===== Material to process =====
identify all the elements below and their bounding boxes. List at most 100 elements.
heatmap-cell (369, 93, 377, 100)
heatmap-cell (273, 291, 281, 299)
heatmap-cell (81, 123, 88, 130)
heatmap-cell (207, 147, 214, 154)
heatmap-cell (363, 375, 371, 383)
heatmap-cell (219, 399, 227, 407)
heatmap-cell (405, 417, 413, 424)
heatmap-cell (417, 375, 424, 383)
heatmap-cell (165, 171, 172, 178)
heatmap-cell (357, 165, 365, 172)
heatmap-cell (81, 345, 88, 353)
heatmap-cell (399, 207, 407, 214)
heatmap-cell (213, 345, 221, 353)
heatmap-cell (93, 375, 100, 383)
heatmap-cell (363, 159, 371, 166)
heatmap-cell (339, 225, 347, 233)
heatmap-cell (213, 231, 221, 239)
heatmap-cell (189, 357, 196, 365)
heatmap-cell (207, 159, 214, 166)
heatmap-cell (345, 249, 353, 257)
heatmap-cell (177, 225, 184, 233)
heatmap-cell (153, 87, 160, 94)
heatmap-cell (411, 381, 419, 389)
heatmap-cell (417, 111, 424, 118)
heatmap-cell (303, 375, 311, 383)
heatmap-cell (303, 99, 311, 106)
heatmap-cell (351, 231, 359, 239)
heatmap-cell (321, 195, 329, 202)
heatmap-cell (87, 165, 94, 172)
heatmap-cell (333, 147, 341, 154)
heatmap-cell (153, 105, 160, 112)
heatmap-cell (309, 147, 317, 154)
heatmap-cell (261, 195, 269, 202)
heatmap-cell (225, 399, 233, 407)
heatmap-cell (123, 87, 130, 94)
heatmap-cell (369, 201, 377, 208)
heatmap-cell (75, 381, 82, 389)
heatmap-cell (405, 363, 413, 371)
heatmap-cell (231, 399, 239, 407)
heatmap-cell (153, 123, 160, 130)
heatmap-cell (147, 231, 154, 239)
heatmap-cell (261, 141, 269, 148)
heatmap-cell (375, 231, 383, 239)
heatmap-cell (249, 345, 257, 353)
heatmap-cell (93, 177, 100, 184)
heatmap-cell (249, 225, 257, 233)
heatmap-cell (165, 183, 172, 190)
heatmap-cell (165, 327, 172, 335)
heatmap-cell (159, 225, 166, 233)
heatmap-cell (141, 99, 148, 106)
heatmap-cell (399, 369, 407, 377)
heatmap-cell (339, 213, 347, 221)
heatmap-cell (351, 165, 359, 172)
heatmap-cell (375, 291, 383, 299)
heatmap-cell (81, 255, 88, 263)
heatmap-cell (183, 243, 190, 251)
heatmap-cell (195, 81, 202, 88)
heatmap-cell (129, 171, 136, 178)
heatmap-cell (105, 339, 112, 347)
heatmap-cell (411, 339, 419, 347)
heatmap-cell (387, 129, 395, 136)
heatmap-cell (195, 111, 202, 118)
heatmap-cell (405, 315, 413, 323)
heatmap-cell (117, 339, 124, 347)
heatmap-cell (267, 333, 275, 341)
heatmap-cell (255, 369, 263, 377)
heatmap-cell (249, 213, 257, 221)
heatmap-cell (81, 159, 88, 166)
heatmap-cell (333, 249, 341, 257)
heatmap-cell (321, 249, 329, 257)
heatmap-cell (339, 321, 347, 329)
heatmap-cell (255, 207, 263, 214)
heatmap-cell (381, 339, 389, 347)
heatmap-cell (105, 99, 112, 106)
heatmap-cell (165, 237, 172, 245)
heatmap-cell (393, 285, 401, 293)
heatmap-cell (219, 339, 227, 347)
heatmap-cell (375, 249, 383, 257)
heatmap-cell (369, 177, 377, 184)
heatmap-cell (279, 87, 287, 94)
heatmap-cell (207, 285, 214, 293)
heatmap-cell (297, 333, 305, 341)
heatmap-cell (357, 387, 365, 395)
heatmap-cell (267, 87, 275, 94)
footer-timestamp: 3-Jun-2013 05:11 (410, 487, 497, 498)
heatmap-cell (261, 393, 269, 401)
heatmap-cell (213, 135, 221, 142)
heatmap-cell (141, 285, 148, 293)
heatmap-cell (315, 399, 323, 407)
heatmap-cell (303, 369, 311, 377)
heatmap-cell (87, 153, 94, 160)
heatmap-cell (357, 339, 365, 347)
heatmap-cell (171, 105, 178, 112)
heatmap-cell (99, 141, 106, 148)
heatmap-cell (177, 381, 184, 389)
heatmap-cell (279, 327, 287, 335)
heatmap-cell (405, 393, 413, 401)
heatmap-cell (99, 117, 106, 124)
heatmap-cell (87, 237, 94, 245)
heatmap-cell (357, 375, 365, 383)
=====
— Requirement —
Write out all the rows above again, word for word, in the same order and with every number unchanged.

— Exercise solution —
identify all the elements below and their bounding boxes. List at most 100 elements.
heatmap-cell (369, 93, 377, 100)
heatmap-cell (273, 291, 281, 299)
heatmap-cell (81, 123, 88, 130)
heatmap-cell (207, 147, 214, 154)
heatmap-cell (363, 375, 371, 383)
heatmap-cell (219, 399, 227, 407)
heatmap-cell (405, 417, 413, 424)
heatmap-cell (417, 375, 424, 383)
heatmap-cell (165, 171, 172, 178)
heatmap-cell (357, 165, 365, 172)
heatmap-cell (81, 345, 88, 353)
heatmap-cell (399, 207, 407, 214)
heatmap-cell (213, 345, 221, 353)
heatmap-cell (93, 375, 100, 383)
heatmap-cell (363, 159, 371, 166)
heatmap-cell (339, 225, 347, 233)
heatmap-cell (213, 231, 221, 239)
heatmap-cell (189, 357, 196, 365)
heatmap-cell (207, 159, 214, 166)
heatmap-cell (345, 249, 353, 257)
heatmap-cell (177, 225, 184, 233)
heatmap-cell (153, 87, 160, 94)
heatmap-cell (411, 381, 419, 389)
heatmap-cell (417, 111, 424, 118)
heatmap-cell (303, 375, 311, 383)
heatmap-cell (303, 99, 311, 106)
heatmap-cell (351, 231, 359, 239)
heatmap-cell (321, 195, 329, 202)
heatmap-cell (87, 165, 94, 172)
heatmap-cell (333, 147, 341, 154)
heatmap-cell (153, 105, 160, 112)
heatmap-cell (309, 147, 317, 154)
heatmap-cell (261, 195, 269, 202)
heatmap-cell (225, 399, 233, 407)
heatmap-cell (123, 87, 130, 94)
heatmap-cell (369, 201, 377, 208)
heatmap-cell (75, 381, 82, 389)
heatmap-cell (405, 363, 413, 371)
heatmap-cell (231, 399, 239, 407)
heatmap-cell (153, 123, 160, 130)
heatmap-cell (147, 231, 154, 239)
heatmap-cell (261, 141, 269, 148)
heatmap-cell (375, 231, 383, 239)
heatmap-cell (249, 345, 257, 353)
heatmap-cell (93, 177, 100, 184)
heatmap-cell (249, 225, 257, 233)
heatmap-cell (165, 183, 172, 190)
heatmap-cell (165, 327, 172, 335)
heatmap-cell (159, 225, 166, 233)
heatmap-cell (141, 99, 148, 106)
heatmap-cell (399, 369, 407, 377)
heatmap-cell (339, 213, 347, 221)
heatmap-cell (351, 165, 359, 172)
heatmap-cell (375, 291, 383, 299)
heatmap-cell (81, 255, 88, 263)
heatmap-cell (183, 243, 190, 251)
heatmap-cell (195, 81, 202, 88)
heatmap-cell (129, 171, 136, 178)
heatmap-cell (105, 339, 112, 347)
heatmap-cell (411, 339, 419, 347)
heatmap-cell (387, 129, 395, 136)
heatmap-cell (195, 111, 202, 118)
heatmap-cell (405, 315, 413, 323)
heatmap-cell (117, 339, 124, 347)
heatmap-cell (267, 333, 275, 341)
heatmap-cell (255, 369, 263, 377)
heatmap-cell (249, 213, 257, 221)
heatmap-cell (81, 159, 88, 166)
heatmap-cell (333, 249, 341, 257)
heatmap-cell (321, 249, 329, 257)
heatmap-cell (339, 321, 347, 329)
heatmap-cell (255, 207, 263, 214)
heatmap-cell (381, 339, 389, 347)
heatmap-cell (105, 99, 112, 106)
heatmap-cell (165, 237, 172, 245)
heatmap-cell (393, 285, 401, 293)
heatmap-cell (219, 339, 227, 347)
heatmap-cell (375, 249, 383, 257)
heatmap-cell (369, 177, 377, 184)
heatmap-cell (279, 87, 287, 94)
heatmap-cell (207, 285, 214, 293)
heatmap-cell (297, 333, 305, 341)
heatmap-cell (357, 387, 365, 395)
heatmap-cell (267, 87, 275, 94)
footer-timestamp: 3-Jun-2013 05:11 (410, 487, 497, 498)
heatmap-cell (261, 393, 269, 401)
heatmap-cell (213, 135, 221, 142)
heatmap-cell (141, 285, 148, 293)
heatmap-cell (315, 399, 323, 407)
heatmap-cell (303, 369, 311, 377)
heatmap-cell (87, 153, 94, 160)
heatmap-cell (357, 339, 365, 347)
heatmap-cell (171, 105, 178, 112)
heatmap-cell (99, 141, 106, 148)
heatmap-cell (177, 381, 184, 389)
heatmap-cell (279, 327, 287, 335)
heatmap-cell (405, 393, 413, 401)
heatmap-cell (99, 117, 106, 124)
heatmap-cell (87, 237, 94, 245)
heatmap-cell (357, 375, 365, 383)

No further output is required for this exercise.